# Start of Dataset extract

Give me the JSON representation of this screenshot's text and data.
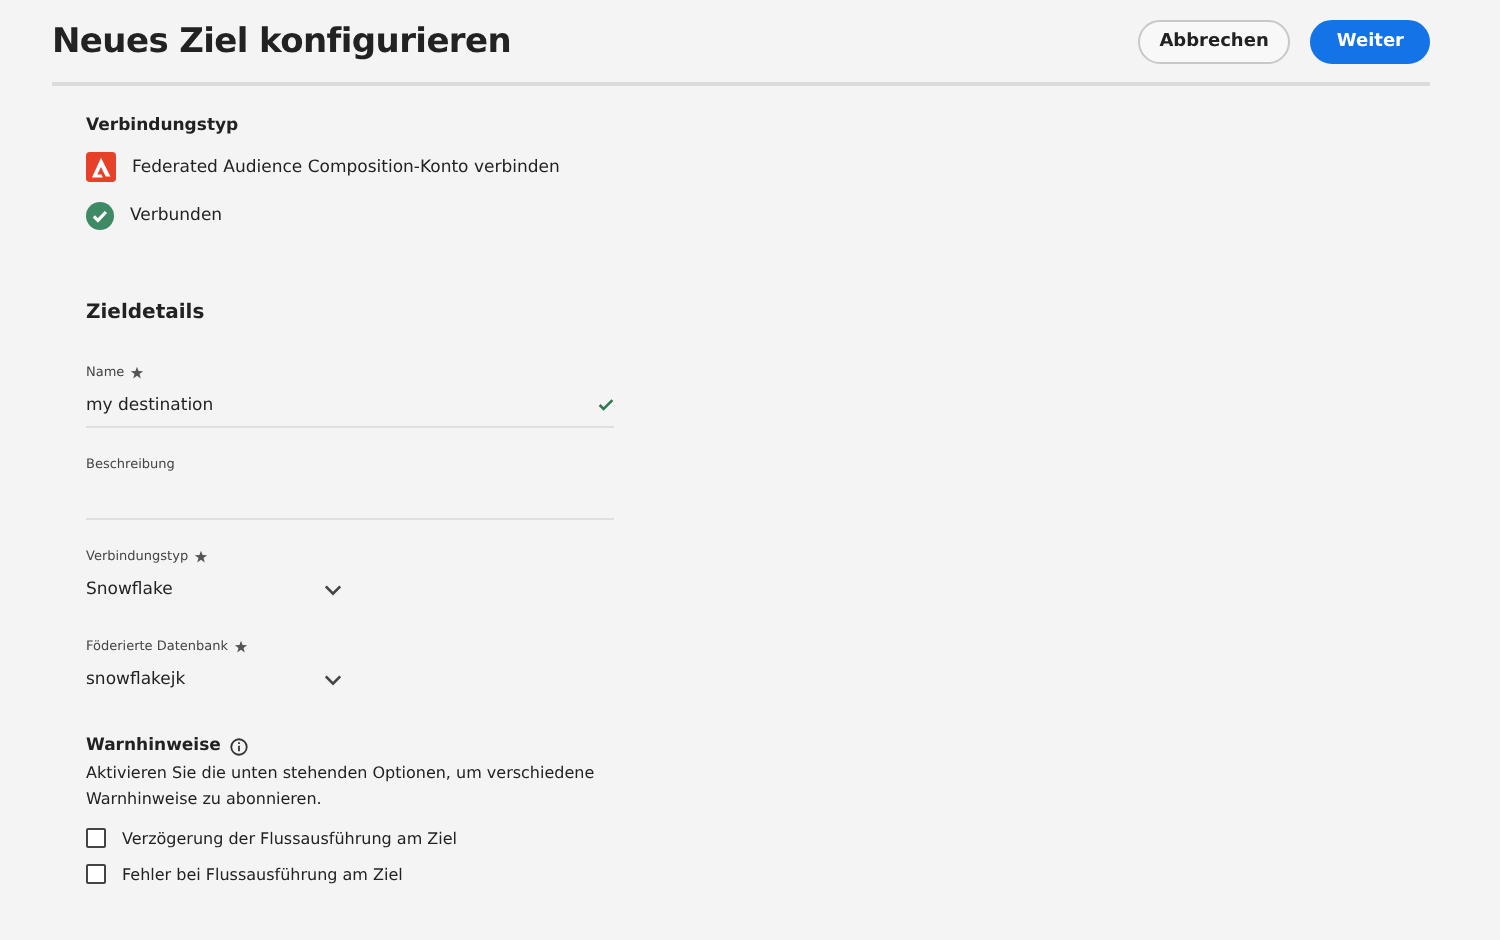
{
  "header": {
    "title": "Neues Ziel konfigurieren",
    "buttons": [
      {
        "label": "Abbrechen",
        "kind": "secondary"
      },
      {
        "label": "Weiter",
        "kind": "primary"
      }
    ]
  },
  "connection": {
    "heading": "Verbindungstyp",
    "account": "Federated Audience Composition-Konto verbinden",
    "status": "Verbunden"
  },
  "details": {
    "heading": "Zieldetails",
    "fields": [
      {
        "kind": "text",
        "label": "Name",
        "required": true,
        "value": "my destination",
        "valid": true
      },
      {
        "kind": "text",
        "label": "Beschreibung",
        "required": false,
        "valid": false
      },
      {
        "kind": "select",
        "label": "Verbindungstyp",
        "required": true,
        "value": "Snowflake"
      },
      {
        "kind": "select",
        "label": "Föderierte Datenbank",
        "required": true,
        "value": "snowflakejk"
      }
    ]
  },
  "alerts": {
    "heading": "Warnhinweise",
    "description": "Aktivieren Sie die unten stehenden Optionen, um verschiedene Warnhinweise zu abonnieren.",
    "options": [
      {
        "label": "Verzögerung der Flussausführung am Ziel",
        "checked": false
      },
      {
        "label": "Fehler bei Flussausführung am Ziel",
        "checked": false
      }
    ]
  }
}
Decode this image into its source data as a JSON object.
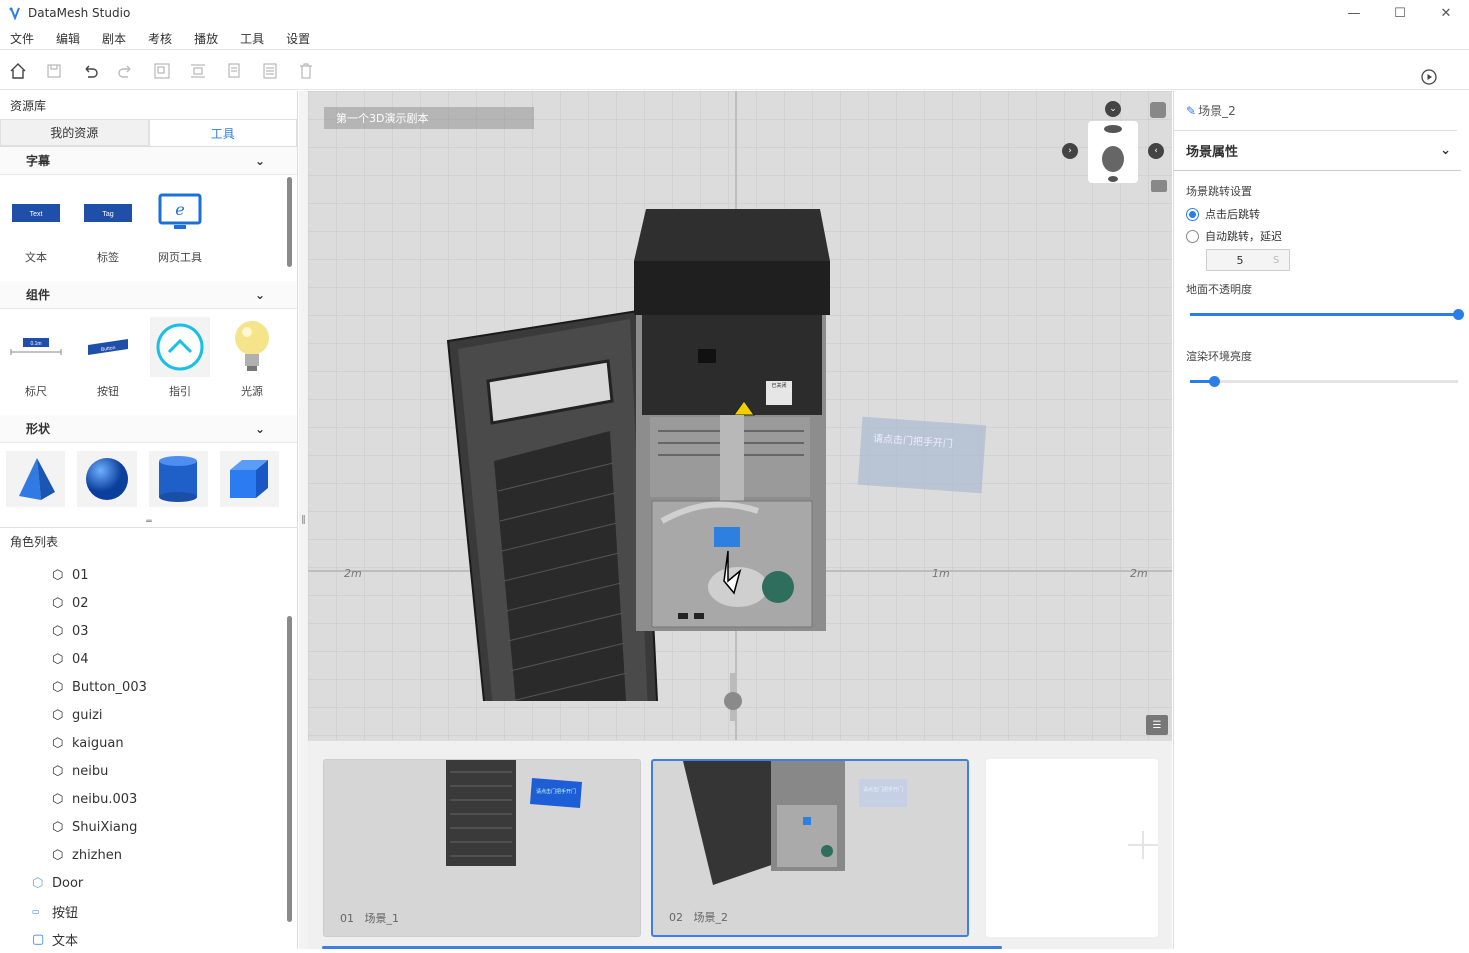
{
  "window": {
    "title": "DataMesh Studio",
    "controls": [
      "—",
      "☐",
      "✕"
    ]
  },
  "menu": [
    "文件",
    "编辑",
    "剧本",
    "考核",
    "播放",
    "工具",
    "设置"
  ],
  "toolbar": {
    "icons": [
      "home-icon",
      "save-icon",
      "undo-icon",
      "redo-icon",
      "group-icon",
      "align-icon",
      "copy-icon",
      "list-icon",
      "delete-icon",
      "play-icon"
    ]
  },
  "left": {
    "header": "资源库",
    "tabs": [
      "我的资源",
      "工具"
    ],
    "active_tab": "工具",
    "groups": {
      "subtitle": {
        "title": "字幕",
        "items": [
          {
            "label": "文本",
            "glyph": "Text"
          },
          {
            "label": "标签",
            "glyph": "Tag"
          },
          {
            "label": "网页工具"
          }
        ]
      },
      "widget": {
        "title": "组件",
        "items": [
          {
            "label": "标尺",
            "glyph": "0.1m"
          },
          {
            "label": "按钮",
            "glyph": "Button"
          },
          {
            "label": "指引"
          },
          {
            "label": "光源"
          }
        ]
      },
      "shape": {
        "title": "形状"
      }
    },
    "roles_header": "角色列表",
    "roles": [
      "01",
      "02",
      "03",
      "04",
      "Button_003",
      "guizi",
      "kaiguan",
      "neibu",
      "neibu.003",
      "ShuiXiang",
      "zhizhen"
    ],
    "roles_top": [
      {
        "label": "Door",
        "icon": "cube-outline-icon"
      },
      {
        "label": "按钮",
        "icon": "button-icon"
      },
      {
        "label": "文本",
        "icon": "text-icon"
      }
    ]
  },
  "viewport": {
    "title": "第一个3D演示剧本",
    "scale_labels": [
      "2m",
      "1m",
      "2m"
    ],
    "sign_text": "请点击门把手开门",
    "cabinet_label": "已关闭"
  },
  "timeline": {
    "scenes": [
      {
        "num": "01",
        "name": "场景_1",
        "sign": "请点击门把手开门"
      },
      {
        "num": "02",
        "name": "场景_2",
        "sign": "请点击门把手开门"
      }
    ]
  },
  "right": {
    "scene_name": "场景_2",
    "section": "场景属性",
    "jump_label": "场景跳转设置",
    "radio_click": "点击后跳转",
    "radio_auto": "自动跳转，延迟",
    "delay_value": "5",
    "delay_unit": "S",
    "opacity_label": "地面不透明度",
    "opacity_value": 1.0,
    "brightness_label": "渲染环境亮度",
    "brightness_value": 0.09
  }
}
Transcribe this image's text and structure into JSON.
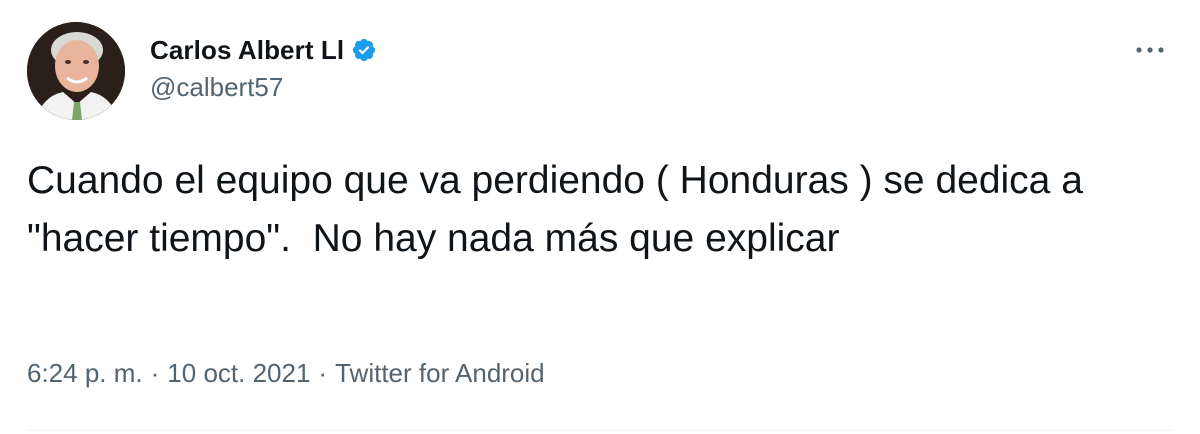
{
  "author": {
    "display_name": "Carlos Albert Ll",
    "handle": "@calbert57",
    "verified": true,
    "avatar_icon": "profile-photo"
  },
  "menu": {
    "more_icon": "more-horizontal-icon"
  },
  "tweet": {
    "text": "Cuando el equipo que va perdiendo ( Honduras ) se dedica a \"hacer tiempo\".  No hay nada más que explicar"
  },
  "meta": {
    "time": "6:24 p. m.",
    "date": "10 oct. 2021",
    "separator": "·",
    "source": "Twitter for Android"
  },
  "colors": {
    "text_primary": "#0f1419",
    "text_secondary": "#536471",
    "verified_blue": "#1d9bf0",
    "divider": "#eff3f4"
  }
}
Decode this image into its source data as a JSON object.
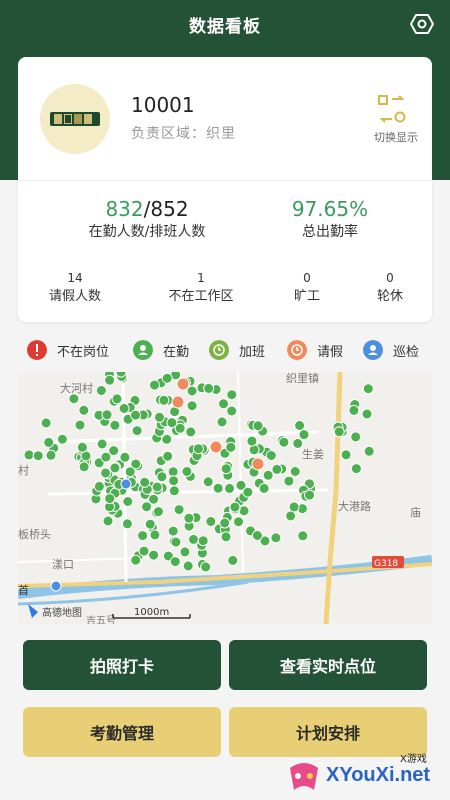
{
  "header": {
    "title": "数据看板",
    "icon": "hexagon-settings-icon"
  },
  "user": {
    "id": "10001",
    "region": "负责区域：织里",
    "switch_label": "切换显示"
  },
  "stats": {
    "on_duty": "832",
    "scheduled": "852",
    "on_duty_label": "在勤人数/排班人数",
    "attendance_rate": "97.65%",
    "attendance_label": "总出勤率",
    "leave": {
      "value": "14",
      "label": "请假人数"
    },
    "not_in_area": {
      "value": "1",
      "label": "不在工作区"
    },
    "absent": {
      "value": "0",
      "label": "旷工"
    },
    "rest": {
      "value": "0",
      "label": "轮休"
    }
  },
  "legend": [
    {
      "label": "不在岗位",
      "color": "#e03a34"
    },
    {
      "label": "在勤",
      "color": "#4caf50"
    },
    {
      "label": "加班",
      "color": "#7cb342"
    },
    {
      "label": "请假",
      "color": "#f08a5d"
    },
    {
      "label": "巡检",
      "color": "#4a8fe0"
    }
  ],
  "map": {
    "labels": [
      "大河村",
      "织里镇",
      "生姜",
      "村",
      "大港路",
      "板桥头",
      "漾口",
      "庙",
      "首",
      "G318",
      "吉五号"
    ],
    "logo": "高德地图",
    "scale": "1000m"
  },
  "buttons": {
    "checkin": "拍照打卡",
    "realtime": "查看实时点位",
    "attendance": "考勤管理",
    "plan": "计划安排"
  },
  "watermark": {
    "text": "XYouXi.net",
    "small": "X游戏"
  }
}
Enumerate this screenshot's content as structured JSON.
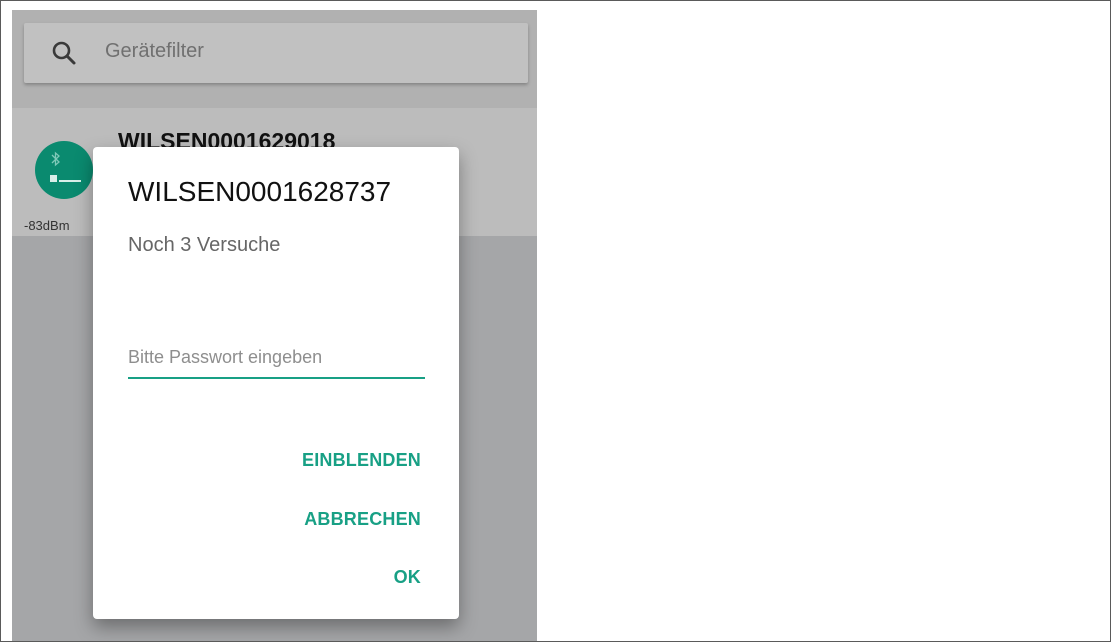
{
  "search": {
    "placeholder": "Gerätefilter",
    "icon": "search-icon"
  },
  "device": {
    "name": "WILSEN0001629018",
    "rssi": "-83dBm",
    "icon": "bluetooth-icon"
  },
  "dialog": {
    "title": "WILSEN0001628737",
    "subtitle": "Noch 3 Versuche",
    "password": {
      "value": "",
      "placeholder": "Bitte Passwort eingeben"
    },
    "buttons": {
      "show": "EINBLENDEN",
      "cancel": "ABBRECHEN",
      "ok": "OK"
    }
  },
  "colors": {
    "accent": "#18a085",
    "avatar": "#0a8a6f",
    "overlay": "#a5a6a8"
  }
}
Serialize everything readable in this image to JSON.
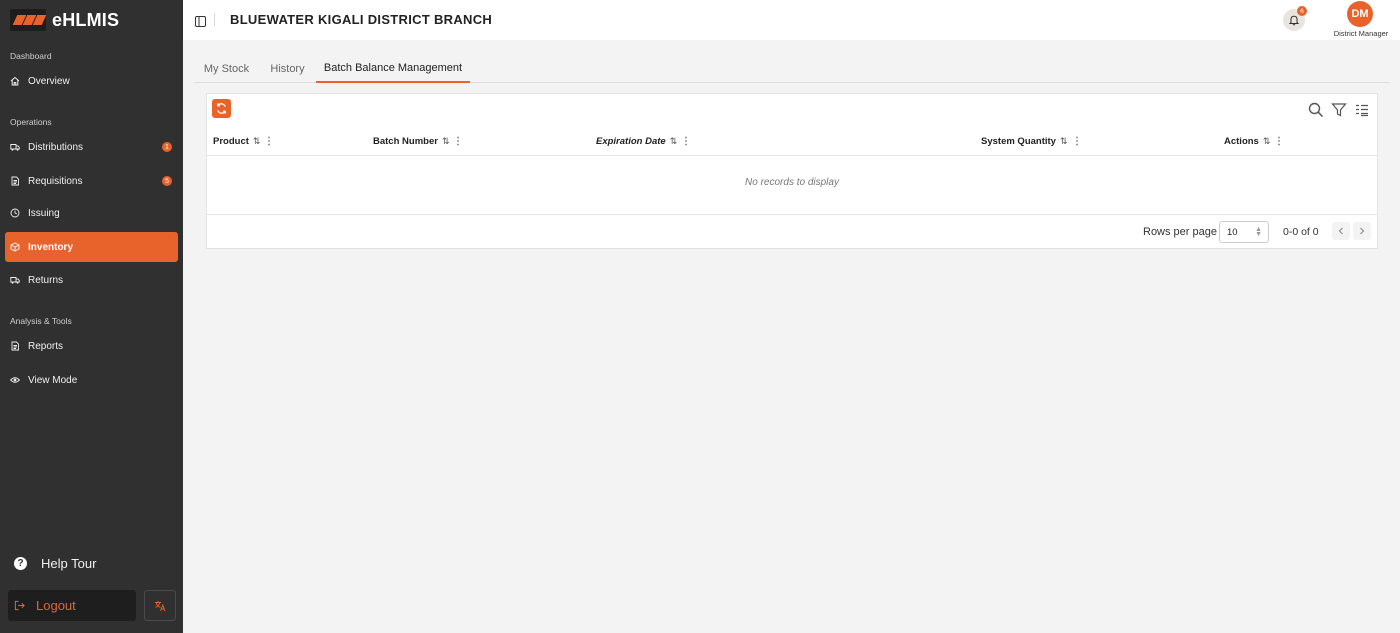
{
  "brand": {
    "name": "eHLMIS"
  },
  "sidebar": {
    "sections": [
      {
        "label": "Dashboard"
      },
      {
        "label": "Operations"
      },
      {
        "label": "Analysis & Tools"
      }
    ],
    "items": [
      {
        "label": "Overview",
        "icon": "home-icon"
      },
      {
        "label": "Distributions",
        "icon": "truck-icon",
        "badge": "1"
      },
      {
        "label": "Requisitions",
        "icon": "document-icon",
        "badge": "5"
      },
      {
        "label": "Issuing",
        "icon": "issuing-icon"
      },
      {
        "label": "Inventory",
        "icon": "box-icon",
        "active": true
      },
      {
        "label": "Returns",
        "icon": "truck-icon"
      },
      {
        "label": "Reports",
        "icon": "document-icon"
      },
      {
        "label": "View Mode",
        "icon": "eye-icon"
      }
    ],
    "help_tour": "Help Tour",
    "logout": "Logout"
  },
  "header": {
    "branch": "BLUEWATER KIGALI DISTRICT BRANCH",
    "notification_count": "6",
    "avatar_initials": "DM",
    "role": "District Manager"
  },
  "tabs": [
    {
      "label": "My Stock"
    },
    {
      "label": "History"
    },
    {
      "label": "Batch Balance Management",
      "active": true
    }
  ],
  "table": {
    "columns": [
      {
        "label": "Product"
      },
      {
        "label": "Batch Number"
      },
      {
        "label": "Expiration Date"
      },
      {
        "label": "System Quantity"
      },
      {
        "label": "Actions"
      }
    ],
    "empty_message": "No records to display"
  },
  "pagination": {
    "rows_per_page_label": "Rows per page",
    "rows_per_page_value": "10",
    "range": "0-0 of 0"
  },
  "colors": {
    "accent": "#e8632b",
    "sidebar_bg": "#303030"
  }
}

# End of Dataset extract

(What is required):
Show, from the listing above, each line that contains the word "JSON".

(Response to this task):
Give me the JSON representation of this screenshot's text and data.
Decode this image into its source data as a JSON object.
Transcribe this image's text and structure into JSON.
Decode this image into its source data as a JSON object.
Enumerate this screenshot's content as structured JSON.
Serialize everything readable in this image to JSON.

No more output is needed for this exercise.